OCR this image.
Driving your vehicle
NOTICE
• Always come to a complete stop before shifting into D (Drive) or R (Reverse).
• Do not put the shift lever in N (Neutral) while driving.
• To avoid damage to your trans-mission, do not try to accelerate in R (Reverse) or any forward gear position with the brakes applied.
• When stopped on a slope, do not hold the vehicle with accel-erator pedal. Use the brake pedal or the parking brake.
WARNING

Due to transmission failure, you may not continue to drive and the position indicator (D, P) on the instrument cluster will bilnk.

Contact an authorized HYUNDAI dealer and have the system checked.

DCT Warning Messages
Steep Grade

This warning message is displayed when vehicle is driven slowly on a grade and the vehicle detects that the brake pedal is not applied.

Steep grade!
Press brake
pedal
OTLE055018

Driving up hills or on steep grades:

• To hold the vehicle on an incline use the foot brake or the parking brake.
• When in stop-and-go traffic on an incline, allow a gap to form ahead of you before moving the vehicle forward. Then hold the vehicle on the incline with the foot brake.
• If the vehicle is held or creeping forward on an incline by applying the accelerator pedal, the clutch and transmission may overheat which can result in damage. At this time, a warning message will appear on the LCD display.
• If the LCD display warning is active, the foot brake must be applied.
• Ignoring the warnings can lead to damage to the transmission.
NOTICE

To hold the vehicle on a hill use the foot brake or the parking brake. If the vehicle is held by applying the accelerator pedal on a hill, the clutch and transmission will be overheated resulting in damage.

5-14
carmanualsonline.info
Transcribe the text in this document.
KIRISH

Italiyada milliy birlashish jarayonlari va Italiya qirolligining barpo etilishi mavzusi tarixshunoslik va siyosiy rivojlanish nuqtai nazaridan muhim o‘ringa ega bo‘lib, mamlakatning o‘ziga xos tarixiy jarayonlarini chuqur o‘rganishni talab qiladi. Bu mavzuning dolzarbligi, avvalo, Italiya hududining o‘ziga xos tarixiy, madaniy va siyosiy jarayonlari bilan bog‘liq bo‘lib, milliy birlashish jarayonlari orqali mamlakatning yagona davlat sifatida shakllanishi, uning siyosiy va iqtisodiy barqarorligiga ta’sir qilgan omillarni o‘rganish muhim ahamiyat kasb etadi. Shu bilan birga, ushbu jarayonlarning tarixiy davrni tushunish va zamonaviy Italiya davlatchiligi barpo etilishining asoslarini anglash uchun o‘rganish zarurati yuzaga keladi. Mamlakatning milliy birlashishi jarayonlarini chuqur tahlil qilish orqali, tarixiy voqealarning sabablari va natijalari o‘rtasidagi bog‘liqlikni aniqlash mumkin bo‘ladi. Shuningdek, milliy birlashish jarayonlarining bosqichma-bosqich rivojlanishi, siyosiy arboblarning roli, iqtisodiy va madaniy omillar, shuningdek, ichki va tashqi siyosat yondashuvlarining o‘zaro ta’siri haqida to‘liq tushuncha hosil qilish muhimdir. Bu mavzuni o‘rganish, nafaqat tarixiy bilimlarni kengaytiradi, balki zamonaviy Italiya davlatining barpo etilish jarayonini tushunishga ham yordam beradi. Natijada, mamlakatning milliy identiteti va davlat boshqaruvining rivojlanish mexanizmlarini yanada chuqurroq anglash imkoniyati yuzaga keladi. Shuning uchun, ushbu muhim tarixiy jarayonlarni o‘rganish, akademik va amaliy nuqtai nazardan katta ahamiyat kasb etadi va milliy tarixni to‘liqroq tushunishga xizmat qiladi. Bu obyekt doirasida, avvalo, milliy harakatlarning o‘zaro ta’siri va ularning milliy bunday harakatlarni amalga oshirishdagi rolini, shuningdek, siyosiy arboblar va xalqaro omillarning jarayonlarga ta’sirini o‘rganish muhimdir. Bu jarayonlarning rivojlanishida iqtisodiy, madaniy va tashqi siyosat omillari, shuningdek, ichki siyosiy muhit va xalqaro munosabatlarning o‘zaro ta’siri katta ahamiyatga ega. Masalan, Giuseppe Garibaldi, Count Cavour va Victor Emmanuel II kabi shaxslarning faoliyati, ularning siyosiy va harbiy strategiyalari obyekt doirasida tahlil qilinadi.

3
========================================
• Challenge:
Retype all of the entries precisely as they are.

• Response to the exercise:
OCR this image.
Driving your vehicle
NOTICE
• Always come to a complete stop before shifting into D (Drive) or R (Reverse).
• Do not put the shift lever in N (Neutral) while driving.
• To avoid damage to your trans-mission, do not try to accelerate in R (Reverse) or any forward gear position with the brakes applied.
• When stopped on a slope, do not hold the vehicle with accel-erator pedal. Use the brake pedal or the parking brake.
WARNING

Due to transmission failure, you may not continue to drive and the position indicator (D, P) on the instrument cluster will bilnk.

Contact an authorized HYUNDAI dealer and have the system checked.

DCT Warning Messages
Steep Grade

This warning message is displayed when vehicle is driven slowly on a grade and the vehicle detects that the brake pedal is not applied.

Steep grade!
Press brake
pedal
OTLE055018

Driving up hills or on steep grades:

• To hold the vehicle on an incline use the foot brake or the parking brake.
• When in stop-and-go traffic on an incline, allow a gap to form ahead of you before moving the vehicle forward. Then hold the vehicle on the incline with the foot brake.
• If the vehicle is held or creeping forward on an incline by applying the accelerator pedal, the clutch and transmission may overheat which can result in damage. At this time, a warning message will appear on the LCD display.
• If the LCD display warning is active, the foot brake must be applied.
• Ignoring the warnings can lead to damage to the transmission.
NOTICE

To hold the vehicle on a hill use the foot brake or the parking brake. If the vehicle is held by applying the accelerator pedal on a hill, the clutch and transmission will be overheated resulting in damage.

5-14
carmanualsonline.info
Transcribe the text in this document.
KIRISH

Italiyada milliy birlashish jarayonlari va Italiya qirolligining barpo etilishi mavzusi tarixshunoslik va siyosiy rivojlanish nuqtai nazaridan muhim o‘ringa ega bo‘lib, mamlakatning o‘ziga xos tarixiy jarayonlarini chuqur o‘rganishni talab qiladi. Bu mavzuning dolzarbligi, avvalo, Italiya hududining o‘ziga xos tarixiy, madaniy va siyosiy jarayonlari bilan bog‘liq bo‘lib, milliy birlashish jarayonlari orqali mamlakatning yagona davlat sifatida shakllanishi, uning siyosiy va iqtisodiy barqarorligiga ta’sir qilgan omillarni o‘rganish muhim ahamiyat kasb etadi. Shu bilan birga, ushbu jarayonlarning tarixiy davrni tushunish va zamonaviy Italiya davlatchiligi barpo etilishining asoslarini anglash uchun o‘rganish zarurati yuzaga keladi. Mamlakatning milliy birlashishi jarayonlarini chuqur tahlil qilish orqali, tarixiy voqealarning sabablari va natijalari o‘rtasidagi bog‘liqlikni aniqlash mumkin bo‘ladi. Shuningdek, milliy birlashish jarayonlarining bosqichma-bosqich rivojlanishi, siyosiy arboblarning roli, iqtisodiy va madaniy omillar, shuningdek, ichki va tashqi siyosat yondashuvlarining o‘zaro ta’siri haqida to‘liq tushuncha hosil qilish muhimdir. Bu mavzuni o‘rganish, nafaqat tarixiy bilimlarni kengaytiradi, balki zamonaviy Italiya davlatining barpo etilish jarayonini tushunishga ham yordam beradi. Natijada, mamlakatning milliy identiteti va davlat boshqaruvining rivojlanish mexanizmlarini yanada chuqurroq anglash imkoniyati yuzaga keladi. Shuning uchun, ushbu muhim tarixiy jarayonlarni o‘rganish, akademik va amaliy nuqtai nazardan katta ahamiyat kasb etadi va milliy tarixni to‘liqroq tushunishga xizmat qiladi. Bu obyekt doirasida, avvalo, milliy harakatlarning o‘zaro ta’siri va ularning milliy bunday harakatlarni amalga oshirishdagi rolini, shuningdek, siyosiy arboblar va xalqaro omillarning jarayonlarga ta’sirini o‘rganish muhimdir. Bu jarayonlarning rivojlanishida iqtisodiy, madaniy va tashqi siyosat omillari, shuningdek, ichki siyosiy muhit va xalqaro munosabatlarning o‘zaro ta’siri katta ahamiyatga ega. Masalan, Giuseppe Garibaldi, Count Cavour va Victor Emmanuel II kabi shaxslarning faoliyati, ularning siyosiy va harbiy strategiyalari obyekt doirasida tahlil qilinadi.

3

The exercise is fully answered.